◆ THE PROBLEM: Please format the records below as a JSON list of strings, one string per line, leaving out blank lines and the pictures.

** start **

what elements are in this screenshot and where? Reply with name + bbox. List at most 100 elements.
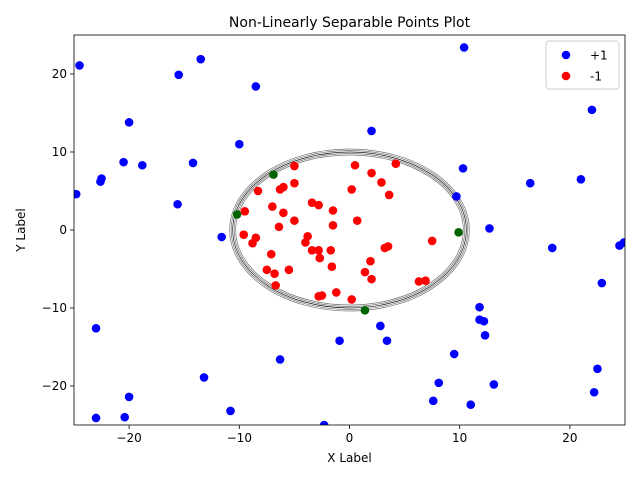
- data-point: [449, 349, 459, 359]
- data-point: [120, 412, 129, 422]
- data-point: [421, 276, 430, 286]
- data-point: [428, 396, 438, 406]
- data-point: [275, 185, 285, 194]
- data-point: [196, 54, 206, 64]
- data-point: [173, 199, 182, 209]
- data-point: [307, 198, 317, 207]
- data-point: [384, 190, 394, 200]
- data-point: [119, 157, 128, 167]
- data-point: [75, 61, 84, 70]
- data-point: [383, 242, 393, 251]
- data-point: [576, 175, 586, 184]
- data-point: [479, 316, 489, 326]
- x-tick-label: −10: [227, 431, 252, 445]
- boundary-contour: [235, 154, 464, 306]
- data-point: [367, 126, 376, 136]
- y-tick-label: 10: [52, 145, 67, 159]
- y-tick-label: 0: [59, 223, 67, 237]
- data-point: [317, 291, 327, 300]
- data-point: [366, 256, 375, 266]
- data-point: [268, 202, 277, 211]
- data-point: [326, 245, 336, 255]
- legend-label: -1: [590, 70, 602, 84]
- y-tick-label: 20: [52, 67, 67, 81]
- x-tick-label: 0: [346, 431, 354, 445]
- data-point: [235, 139, 244, 149]
- data-point: [271, 281, 280, 290]
- data-point: [414, 277, 424, 286]
- data-point: [593, 364, 602, 374]
- chart-title: Non-Linearly Separable Points Plot: [229, 15, 471, 31]
- data-point: [174, 70, 183, 80]
- data-point: [301, 238, 310, 247]
- data-point: [328, 221, 338, 230]
- data-point: [279, 208, 288, 218]
- data-point: [199, 373, 209, 382]
- data-point: [138, 160, 147, 170]
- data-point: [315, 253, 325, 263]
- x-tick-label: 10: [452, 431, 467, 445]
- data-point: [262, 265, 272, 275]
- data-point: [377, 178, 386, 187]
- data-point: [466, 400, 476, 410]
- legend-box: [545, 40, 620, 90]
- data-point: [284, 265, 294, 275]
- data-point: [217, 232, 226, 242]
- support-vector-point: [360, 306, 370, 315]
- data-point: [382, 336, 392, 346]
- data-point: [475, 302, 484, 312]
- data-point: [597, 278, 607, 288]
- data-point: [589, 387, 599, 397]
- data-point: [367, 168, 376, 178]
- data-point: [91, 323, 101, 333]
- data-point: [489, 380, 499, 389]
- data-point: [367, 274, 376, 284]
- y-tick-label: −10: [42, 301, 67, 315]
- data-point: [275, 355, 285, 364]
- legend-marker: [561, 50, 571, 60]
- y-axis-label: Y Label: [14, 208, 28, 253]
- x-tick-label: −20: [116, 431, 141, 445]
- data-point: [328, 206, 338, 215]
- data-point: [485, 224, 494, 233]
- data-point: [226, 406, 235, 416]
- data-point: [391, 159, 401, 168]
- data-point: [74, 189, 81, 199]
- data-point: [619, 238, 625, 247]
- data-point: [266, 249, 276, 259]
- data-point: [274, 222, 284, 232]
- data-points: [74, 43, 625, 425]
- decision-boundary: [229, 148, 470, 312]
- legend-marker: [561, 71, 571, 81]
- data-point: [331, 288, 341, 297]
- data-point: [290, 178, 299, 188]
- data-point: [350, 160, 360, 170]
- data-point: [352, 216, 362, 225]
- data-point: [240, 206, 250, 216]
- data-point: [458, 164, 468, 173]
- data-point: [314, 200, 323, 210]
- data-point: [270, 269, 279, 278]
- x-axis-ticks: −20 −10 0 10 20: [116, 425, 578, 445]
- data-point: [327, 262, 337, 271]
- data-point: [480, 331, 490, 340]
- boundary-contour: [229, 148, 470, 312]
- data-point: [452, 192, 461, 201]
- data-point: [188, 158, 198, 168]
- data-point: [525, 178, 535, 188]
- data-point: [307, 245, 317, 255]
- data-point: [360, 267, 370, 277]
- data-point: [124, 392, 134, 402]
- data-point: [124, 118, 134, 127]
- data-point: [319, 420, 329, 425]
- boundary-contour: [230, 150, 469, 310]
- data-point: [314, 245, 323, 255]
- boundary-contour: [232, 151, 467, 309]
- legend-label: +1: [590, 49, 608, 63]
- data-point: [239, 230, 249, 239]
- data-point: [547, 243, 557, 253]
- data-point: [290, 216, 299, 225]
- data-point: [253, 186, 263, 196]
- y-tick-label: −20: [42, 379, 67, 393]
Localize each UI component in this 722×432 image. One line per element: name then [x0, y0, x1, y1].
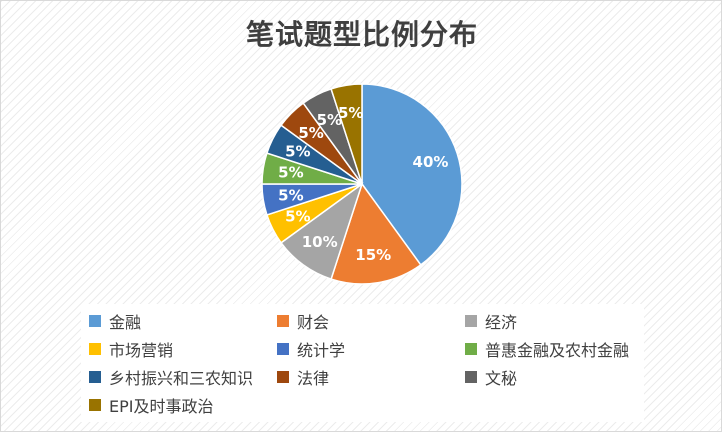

** end **

◆ SOLUTION FOR THIS EXERCISE:
[
  "what elements are in this screenshot and where? Reply with name + bbox. List at most 100 elements.",
  "- data-point: [449, 349, 459, 359]",
  "- data-point: [120, 412, 129, 422]",
  "- data-point: [421, 276, 430, 286]",
  "- data-point: [428, 396, 438, 406]",
  "- data-point: [275, 185, 285, 194]",
  "- data-point: [196, 54, 206, 64]",
  "- data-point: [173, 199, 182, 209]",
  "- data-point: [307, 198, 317, 207]",
  "- data-point: [384, 190, 394, 200]",
  "- data-point: [119, 157, 128, 167]",
  "- data-point: [75, 61, 84, 70]",
  "- data-point: [383, 242, 393, 251]",
  "- data-point: [576, 175, 586, 184]",
  "- data-point: [479, 316, 489, 326]",
  "- x-tick-label: −10: [227, 431, 252, 445]",
  "- boundary-contour: [235, 154, 464, 306]",
  "- data-point: [367, 126, 376, 136]",
  "- y-tick-label: 10: [52, 145, 67, 159]",
  "- y-tick-label: 0: [59, 223, 67, 237]",
  "- data-point: [317, 291, 327, 300]",
  "- data-point: [366, 256, 375, 266]",
  "- data-point: [268, 202, 277, 211]",
  "- data-point: [326, 245, 336, 255]",
  "- legend-label: -1: [590, 70, 602, 84]",
  "- y-tick-label: 20: [52, 67, 67, 81]",
  "- x-tick-label: 0: [346, 431, 354, 445]",
  "- data-point: [235, 139, 244, 149]",
  "- data-point: [271, 281, 280, 290]",
  "- data-point: [414, 277, 424, 286]",
  "- data-point: [593, 364, 602, 374]",
  "- chart-title: Non-Linearly Separable Points Plot: [229, 15, 471, 31]",
  "- data-point: [174, 70, 183, 80]",
  "- data-point: [301, 238, 310, 247]",
  "- data-point: [328, 221, 338, 230]",
  "- data-point: [279, 208, 288, 218]",
  "- data-point: [199, 373, 209, 382]",
  "- data-point: [138, 160, 147, 170]",
  "- data-point: [315, 253, 325, 263]",
  "- x-tick-label: 10: [452, 431, 467, 445]",
  "- data-point: [262, 265, 272, 275]",
  "- data-point: [377, 178, 386, 187]",
  "- data-point: [466, 400, 476, 410]",
  "- legend-box: [545, 40, 620, 90]",
  "- data-point: [284, 265, 294, 275]",
  "- data-point: [217, 232, 226, 242]",
  "- support-vector-point: [360, 306, 370, 315]",
  "- data-point: [382, 336, 392, 346]",
  "- data-point: [475, 302, 484, 312]",
  "- data-point: [597, 278, 607, 288]",
  "- data-point: [589, 387, 599, 397]",
  "- data-point: [367, 168, 376, 178]",
  "- data-point: [91, 323, 101, 333]",
  "- data-point: [489, 380, 499, 389]",
  "- data-point: [367, 274, 376, 284]",
  "- y-tick-label: −10: [42, 301, 67, 315]",
  "- data-point: [275, 355, 285, 364]",
  "- legend-marker: [561, 50, 571, 60]",
  "- y-axis-label: Y Label: [14, 208, 28, 253]",
  "- x-tick-label: −20: [116, 431, 141, 445]",
  "- data-point: [328, 206, 338, 215]",
  "- data-point: [485, 224, 494, 233]",
  "- data-point: [226, 406, 235, 416]",
  "- data-point: [391, 159, 401, 168]",
  "- data-point: [74, 189, 81, 199]",
  "- data-point: [619, 238, 625, 247]",
  "- data-point: [266, 249, 276, 259]",
  "- data-point: [274, 222, 284, 232]",
  "- data-points: [74, 43, 625, 425]",
  "- decision-boundary: [229, 148, 470, 312]",
  "- legend-marker: [561, 71, 571, 81]",
  "- data-point: [331, 288, 341, 297]",
  "- data-point: [290, 178, 299, 188]",
  "- data-point: [350, 160, 360, 170]",
  "- data-point: [352, 216, 362, 225]",
  "- data-point: [240, 206, 250, 216]",
  "- data-point: [458, 164, 468, 173]",
  "- data-point: [314, 200, 323, 210]",
  "- data-point: [270, 269, 279, 278]",
  "- x-axis-ticks: −20 −10 0 10 20: [116, 425, 578, 445]",
  "- data-point: [327, 262, 337, 271]",
  "- data-point: [480, 331, 490, 340]",
  "- boundary-contour: [229, 148, 470, 312]",
  "- data-point: [452, 192, 461, 201]",
  "- data-point: [188, 158, 198, 168]",
  "- data-point: [525, 178, 535, 188]",
  "- data-point: [307, 245, 317, 255]",
  "- data-point: [360, 267, 370, 277]",
  "- data-point: [124, 392, 134, 402]",
  "- data-point: [124, 118, 134, 127]",
  "- data-point: [319, 420, 329, 425]",
  "- boundary-contour: [230, 150, 469, 310]",
  "- data-point: [314, 245, 323, 255]",
  "- boundary-contour: [232, 151, 467, 309]",
  "- legend-label: +1: [590, 49, 608, 63]",
  "- data-point: [239, 230, 249, 239]",
  "- data-point: [547, 243, 557, 253]",
  "- data-point: [290, 216, 299, 225]",
  "- data-point: [253, 186, 263, 196]",
  "- y-tick-label: −20: [42, 379, 67, 393]",
  "Localize each UI component in this 722×432 image. One line per element: name then [x0, y0, x1, y1]."
]